**What to work on**
Tally up the lines where the string "функцию" appears; reply with the number only.

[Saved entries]
********
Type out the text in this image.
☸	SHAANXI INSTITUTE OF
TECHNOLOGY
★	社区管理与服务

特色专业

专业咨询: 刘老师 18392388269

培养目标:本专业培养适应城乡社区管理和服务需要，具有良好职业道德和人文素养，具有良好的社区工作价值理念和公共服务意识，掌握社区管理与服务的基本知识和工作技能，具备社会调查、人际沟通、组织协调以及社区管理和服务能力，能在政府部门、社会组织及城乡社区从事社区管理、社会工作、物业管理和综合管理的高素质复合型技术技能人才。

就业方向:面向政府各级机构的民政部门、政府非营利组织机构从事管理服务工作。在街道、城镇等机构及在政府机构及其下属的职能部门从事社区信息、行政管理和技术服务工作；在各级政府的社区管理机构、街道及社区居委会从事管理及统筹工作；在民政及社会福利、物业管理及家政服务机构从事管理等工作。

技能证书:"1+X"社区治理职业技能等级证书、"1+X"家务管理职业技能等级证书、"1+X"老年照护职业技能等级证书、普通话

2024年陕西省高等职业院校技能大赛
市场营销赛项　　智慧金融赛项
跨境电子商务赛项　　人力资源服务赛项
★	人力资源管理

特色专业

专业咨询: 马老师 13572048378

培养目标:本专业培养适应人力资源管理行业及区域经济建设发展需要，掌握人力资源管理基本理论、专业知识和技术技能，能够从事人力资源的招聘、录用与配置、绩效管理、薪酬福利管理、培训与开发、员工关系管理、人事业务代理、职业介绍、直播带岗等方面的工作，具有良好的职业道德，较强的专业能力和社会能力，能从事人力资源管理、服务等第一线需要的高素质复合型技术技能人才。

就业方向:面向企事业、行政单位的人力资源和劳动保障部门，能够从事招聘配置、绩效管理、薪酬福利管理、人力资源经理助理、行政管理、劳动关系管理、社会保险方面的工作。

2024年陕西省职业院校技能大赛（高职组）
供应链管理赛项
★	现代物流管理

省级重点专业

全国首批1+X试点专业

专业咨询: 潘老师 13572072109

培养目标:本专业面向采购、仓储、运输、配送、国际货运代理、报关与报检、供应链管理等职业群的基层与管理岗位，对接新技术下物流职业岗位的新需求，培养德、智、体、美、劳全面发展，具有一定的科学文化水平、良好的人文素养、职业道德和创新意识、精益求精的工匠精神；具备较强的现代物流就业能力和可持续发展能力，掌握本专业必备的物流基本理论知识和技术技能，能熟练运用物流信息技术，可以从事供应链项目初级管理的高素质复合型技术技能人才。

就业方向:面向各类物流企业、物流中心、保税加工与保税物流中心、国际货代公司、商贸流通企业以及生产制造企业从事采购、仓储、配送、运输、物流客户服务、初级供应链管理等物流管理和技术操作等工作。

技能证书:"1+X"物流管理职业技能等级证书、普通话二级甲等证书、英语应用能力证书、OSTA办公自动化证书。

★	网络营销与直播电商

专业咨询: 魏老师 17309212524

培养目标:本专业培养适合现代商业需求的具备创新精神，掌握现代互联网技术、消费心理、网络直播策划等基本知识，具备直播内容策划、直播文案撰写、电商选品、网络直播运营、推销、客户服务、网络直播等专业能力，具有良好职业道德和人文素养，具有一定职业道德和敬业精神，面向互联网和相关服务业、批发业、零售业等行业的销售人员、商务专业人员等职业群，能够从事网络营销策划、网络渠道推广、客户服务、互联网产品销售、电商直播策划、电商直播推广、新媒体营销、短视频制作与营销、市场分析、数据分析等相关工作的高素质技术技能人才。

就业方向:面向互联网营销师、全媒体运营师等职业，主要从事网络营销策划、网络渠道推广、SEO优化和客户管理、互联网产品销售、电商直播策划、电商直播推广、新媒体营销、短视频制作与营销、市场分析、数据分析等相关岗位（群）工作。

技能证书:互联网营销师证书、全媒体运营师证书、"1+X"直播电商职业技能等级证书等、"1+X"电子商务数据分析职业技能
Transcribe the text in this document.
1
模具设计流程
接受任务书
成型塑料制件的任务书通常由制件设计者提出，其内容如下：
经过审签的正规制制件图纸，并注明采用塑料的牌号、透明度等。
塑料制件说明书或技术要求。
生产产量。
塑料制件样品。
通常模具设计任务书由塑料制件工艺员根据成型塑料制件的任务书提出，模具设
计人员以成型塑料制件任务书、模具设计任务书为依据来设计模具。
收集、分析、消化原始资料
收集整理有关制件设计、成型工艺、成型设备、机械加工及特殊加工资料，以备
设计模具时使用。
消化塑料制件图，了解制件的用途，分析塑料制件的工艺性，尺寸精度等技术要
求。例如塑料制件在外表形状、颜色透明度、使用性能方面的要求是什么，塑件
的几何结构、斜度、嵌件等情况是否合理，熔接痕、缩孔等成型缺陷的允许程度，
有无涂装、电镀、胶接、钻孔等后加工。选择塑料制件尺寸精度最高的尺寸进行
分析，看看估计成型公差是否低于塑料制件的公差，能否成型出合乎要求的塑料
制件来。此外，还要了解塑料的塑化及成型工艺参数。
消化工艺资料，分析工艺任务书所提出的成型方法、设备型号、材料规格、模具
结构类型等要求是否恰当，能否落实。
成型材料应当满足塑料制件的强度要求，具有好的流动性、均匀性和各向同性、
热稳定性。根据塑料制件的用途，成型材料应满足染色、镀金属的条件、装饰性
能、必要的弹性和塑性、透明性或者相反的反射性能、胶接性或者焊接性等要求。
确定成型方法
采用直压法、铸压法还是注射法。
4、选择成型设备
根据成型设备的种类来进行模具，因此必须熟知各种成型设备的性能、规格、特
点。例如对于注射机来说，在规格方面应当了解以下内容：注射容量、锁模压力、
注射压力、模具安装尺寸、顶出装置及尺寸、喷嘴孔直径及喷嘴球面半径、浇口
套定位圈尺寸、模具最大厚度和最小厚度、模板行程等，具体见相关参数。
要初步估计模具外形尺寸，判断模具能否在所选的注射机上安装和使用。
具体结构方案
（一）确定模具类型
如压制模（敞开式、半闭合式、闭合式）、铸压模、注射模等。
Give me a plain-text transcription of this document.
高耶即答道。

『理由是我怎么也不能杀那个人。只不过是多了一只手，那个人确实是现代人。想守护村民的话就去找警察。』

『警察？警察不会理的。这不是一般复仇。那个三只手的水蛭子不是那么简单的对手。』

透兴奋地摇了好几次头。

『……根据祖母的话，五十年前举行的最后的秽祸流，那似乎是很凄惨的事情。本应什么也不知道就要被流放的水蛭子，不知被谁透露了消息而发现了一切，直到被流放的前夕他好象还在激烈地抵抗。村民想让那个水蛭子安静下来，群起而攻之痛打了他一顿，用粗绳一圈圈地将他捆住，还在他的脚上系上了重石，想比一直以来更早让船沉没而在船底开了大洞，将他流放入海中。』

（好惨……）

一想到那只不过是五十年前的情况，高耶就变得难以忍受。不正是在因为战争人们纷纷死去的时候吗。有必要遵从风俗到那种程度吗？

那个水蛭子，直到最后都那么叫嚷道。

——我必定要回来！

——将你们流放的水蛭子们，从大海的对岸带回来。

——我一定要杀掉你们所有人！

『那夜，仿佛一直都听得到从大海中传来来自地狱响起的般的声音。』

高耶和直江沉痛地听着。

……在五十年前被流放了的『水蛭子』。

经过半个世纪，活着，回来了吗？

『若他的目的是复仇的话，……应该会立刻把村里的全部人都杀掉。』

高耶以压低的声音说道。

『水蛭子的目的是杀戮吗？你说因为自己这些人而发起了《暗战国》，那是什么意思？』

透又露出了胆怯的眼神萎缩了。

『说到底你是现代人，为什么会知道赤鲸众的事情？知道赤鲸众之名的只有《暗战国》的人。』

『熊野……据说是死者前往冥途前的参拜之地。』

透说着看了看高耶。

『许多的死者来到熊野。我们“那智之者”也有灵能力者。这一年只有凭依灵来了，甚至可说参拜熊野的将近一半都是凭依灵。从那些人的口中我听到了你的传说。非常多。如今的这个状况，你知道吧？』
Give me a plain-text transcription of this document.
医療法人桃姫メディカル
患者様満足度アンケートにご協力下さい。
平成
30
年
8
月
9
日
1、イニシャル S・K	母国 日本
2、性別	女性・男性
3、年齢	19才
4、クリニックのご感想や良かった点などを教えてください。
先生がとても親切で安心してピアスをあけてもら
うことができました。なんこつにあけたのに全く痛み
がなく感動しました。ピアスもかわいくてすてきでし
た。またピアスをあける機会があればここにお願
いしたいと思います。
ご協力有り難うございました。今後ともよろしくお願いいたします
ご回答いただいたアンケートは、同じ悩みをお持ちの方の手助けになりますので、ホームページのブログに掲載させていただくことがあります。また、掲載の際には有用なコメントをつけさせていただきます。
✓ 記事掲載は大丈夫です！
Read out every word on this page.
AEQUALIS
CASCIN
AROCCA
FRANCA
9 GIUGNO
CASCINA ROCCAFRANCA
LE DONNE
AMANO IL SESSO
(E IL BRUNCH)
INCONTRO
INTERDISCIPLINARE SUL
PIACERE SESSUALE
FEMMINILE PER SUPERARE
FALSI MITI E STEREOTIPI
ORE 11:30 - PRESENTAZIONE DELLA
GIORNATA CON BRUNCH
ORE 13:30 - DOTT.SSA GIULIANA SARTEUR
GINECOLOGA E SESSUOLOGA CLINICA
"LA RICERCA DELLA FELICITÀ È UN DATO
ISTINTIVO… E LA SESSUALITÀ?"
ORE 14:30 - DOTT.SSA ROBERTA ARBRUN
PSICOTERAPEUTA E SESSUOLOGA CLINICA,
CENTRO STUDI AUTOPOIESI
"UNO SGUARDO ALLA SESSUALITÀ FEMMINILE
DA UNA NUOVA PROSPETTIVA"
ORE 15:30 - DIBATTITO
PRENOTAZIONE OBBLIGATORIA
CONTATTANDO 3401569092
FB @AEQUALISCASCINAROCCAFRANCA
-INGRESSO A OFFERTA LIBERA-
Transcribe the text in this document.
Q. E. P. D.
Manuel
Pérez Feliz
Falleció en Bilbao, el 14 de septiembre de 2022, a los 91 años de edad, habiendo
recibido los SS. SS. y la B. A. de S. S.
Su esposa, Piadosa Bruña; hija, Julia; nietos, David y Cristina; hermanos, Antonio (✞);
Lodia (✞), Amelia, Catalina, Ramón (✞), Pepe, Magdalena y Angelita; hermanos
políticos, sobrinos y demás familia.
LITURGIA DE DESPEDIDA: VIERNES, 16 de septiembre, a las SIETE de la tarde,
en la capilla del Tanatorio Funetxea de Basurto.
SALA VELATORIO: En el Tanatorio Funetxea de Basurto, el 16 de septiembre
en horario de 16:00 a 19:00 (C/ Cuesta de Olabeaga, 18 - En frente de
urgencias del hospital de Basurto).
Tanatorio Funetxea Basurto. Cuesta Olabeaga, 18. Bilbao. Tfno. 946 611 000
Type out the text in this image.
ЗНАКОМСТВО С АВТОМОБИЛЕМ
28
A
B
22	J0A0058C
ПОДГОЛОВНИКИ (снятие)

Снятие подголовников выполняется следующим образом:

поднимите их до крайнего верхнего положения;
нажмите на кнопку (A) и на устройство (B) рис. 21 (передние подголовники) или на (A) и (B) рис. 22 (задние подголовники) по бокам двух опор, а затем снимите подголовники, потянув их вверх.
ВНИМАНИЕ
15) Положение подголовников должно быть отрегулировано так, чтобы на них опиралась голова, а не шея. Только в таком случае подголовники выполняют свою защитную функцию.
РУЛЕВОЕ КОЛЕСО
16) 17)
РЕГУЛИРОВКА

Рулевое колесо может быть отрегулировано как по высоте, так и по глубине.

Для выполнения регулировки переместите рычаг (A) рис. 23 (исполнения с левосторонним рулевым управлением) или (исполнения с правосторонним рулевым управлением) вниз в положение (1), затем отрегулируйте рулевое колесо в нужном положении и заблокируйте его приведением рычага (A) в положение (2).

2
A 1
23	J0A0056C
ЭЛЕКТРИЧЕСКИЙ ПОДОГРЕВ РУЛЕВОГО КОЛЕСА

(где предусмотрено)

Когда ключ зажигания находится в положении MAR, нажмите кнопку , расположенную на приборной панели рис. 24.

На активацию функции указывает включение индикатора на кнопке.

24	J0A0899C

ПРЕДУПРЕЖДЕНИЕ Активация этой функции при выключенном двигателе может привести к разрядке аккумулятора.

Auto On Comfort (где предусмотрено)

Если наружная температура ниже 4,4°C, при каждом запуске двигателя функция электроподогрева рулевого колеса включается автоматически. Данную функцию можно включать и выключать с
********
**Answer below**
2